Österreichs Bundeskanzler: Kein Freundschaftsbesuch in Moskau und "kein optimistischer Eindruck"

In einer Pressekonferenz nach dem Gespräch mit dem russischen Präsidenten Wladimir Putin in Moskau hat der österreichische Bundeskanzler Karl Nehammer eine pessimistische Bilanz gezogen. Putin müsse mit den Folgen des Krieges konfrontiert werden. Nehammer drohte indirekt mit der internationalen Strafjustiz.

#### MATERIAL:
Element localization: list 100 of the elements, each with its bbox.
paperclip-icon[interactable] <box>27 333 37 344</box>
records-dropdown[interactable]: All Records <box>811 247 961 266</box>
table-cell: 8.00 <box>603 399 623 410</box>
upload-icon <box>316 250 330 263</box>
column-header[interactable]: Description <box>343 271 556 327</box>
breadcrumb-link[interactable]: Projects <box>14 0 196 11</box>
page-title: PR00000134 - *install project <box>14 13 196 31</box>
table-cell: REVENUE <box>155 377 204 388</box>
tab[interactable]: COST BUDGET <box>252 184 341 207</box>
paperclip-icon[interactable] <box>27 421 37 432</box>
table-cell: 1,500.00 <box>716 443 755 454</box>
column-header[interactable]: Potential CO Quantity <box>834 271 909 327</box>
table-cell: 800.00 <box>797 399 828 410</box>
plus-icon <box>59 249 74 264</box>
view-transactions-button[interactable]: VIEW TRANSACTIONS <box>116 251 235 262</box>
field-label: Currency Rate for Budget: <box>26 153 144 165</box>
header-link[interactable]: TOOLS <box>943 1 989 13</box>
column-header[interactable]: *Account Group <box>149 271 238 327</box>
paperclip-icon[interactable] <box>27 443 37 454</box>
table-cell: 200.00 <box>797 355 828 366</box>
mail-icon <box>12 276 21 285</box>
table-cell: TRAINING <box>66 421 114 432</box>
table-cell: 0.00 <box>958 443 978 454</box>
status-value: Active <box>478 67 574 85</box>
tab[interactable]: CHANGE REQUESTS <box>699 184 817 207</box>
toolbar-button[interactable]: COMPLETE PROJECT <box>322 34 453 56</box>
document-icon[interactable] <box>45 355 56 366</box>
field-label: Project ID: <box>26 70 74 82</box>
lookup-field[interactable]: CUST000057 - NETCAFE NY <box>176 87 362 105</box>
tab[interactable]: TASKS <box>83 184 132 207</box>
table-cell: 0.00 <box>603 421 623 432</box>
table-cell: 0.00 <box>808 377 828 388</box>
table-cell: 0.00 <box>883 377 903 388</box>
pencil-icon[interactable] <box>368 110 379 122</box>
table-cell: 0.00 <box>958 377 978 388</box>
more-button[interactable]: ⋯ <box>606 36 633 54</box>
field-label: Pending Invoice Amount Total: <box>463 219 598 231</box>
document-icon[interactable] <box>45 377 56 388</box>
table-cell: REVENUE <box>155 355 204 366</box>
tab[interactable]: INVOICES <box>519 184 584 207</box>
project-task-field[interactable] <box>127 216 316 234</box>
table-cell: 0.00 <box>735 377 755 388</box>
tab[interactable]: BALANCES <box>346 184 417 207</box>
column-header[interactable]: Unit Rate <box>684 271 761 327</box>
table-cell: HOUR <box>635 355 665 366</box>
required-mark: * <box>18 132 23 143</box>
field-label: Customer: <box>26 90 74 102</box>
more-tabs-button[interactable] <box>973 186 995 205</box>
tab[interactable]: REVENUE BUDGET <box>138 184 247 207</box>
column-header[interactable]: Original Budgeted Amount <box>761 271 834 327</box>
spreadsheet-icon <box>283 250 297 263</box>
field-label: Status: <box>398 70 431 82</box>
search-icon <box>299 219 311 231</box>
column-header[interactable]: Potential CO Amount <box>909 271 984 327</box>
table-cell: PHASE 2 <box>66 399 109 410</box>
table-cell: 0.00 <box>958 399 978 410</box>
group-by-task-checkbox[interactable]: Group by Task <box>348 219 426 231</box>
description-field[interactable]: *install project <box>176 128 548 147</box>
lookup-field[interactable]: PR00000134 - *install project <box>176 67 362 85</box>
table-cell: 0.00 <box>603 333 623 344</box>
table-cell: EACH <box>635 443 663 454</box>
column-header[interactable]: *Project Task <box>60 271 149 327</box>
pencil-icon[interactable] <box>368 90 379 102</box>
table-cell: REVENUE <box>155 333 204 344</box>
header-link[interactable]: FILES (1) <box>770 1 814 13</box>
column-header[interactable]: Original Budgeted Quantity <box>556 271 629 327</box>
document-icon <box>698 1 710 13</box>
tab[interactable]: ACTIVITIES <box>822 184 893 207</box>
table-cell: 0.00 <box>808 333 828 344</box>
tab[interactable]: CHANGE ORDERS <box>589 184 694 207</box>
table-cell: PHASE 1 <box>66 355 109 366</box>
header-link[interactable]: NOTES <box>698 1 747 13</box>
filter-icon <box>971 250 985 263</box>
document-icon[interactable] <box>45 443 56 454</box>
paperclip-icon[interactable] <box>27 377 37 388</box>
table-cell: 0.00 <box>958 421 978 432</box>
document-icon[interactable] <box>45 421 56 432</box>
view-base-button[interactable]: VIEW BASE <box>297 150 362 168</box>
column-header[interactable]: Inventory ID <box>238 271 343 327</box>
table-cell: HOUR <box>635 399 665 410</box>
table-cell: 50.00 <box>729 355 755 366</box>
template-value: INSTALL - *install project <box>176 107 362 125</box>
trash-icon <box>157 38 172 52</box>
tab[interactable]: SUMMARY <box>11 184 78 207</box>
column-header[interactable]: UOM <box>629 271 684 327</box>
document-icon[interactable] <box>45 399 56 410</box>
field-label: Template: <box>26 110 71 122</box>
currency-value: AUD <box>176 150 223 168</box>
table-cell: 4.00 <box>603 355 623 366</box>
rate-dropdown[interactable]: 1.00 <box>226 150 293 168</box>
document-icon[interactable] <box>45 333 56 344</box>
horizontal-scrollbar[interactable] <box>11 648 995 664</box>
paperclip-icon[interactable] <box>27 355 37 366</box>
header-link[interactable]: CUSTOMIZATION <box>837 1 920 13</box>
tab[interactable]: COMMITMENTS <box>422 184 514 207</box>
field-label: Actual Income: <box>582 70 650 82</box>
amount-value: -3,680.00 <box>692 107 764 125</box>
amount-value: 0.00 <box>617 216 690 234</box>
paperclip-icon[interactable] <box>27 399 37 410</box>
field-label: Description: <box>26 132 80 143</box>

==

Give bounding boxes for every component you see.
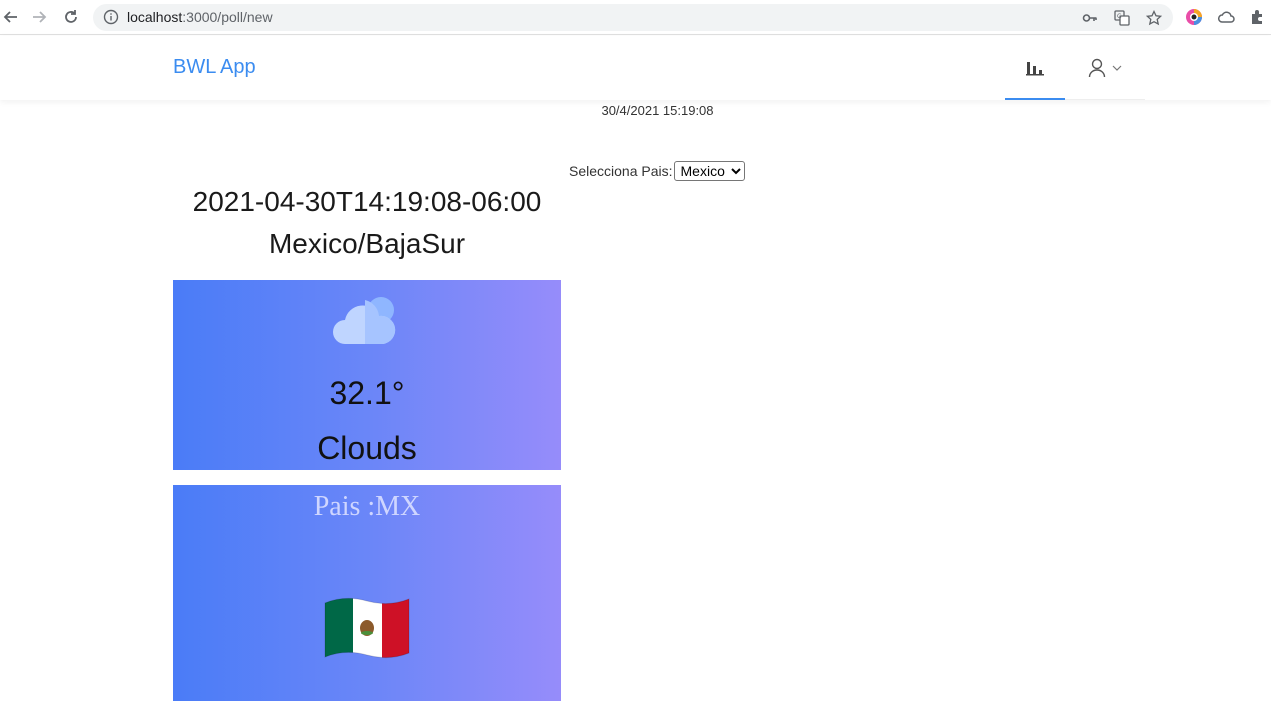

#### SCHRIFTLICHE AUFGABE A:
Schreiben Sie aus dem Text die Passage ab, die mit „Österreichs Bundeskanzler: Kein“ anfängt und bis einschließlich „der internationalen Strafjustiz.“ geht.
#### SCHRIFTLICHE AUFGABE B:
Mit wem hat Nehammer laut dem Text in Moskau gesprochen?
#### SCHRIFTLICHE AUFGABE C:
Bitte geben Sie für jede Aussage an, ob sie mit dem Text übereinstimmt, und belegen Sie Ihre Antwort mit dem wörtlichen Zitat aus dem Text. (i) Nehammer zog nach dem Gespräch eine optimistische Bilanz. (ii) Nehammer drohte indirekt mit der internationalen Strafjustiz. (iii) Die Pressekonferenz fand vor dem Gespräch mit Putin statt.
Die Datensätze haben mit dem Text nichts zu tun.

#### LÖSUNG A:
Österreichs Bundeskanzler: Kein Freundschaftsbesuch in Moskau und "kein optimistischer Eindruck"

In einer Pressekonferenz nach dem Gespräch mit dem russischen Präsidenten Wladimir Putin in Moskau hat der österreichische Bundeskanzler Karl Nehammer eine pessimistische Bilanz gezogen. Putin müsse mit den Folgen des Krieges konfrontiert werden. Nehammer drohte indirekt mit der internationalen Strafjustiz.

#### LÖSUNG B:
Mit dem russischen Präsidenten Wladimir Putin.

#### LÖSUNG C:
(i) Nein: „eine pessimistische Bilanz gezogen“
(ii) Ja: „Nehammer drohte indirekt mit der internationalen Strafjustiz“
(iii) Nein: „In einer Pressekonferenz nach dem Gespräch“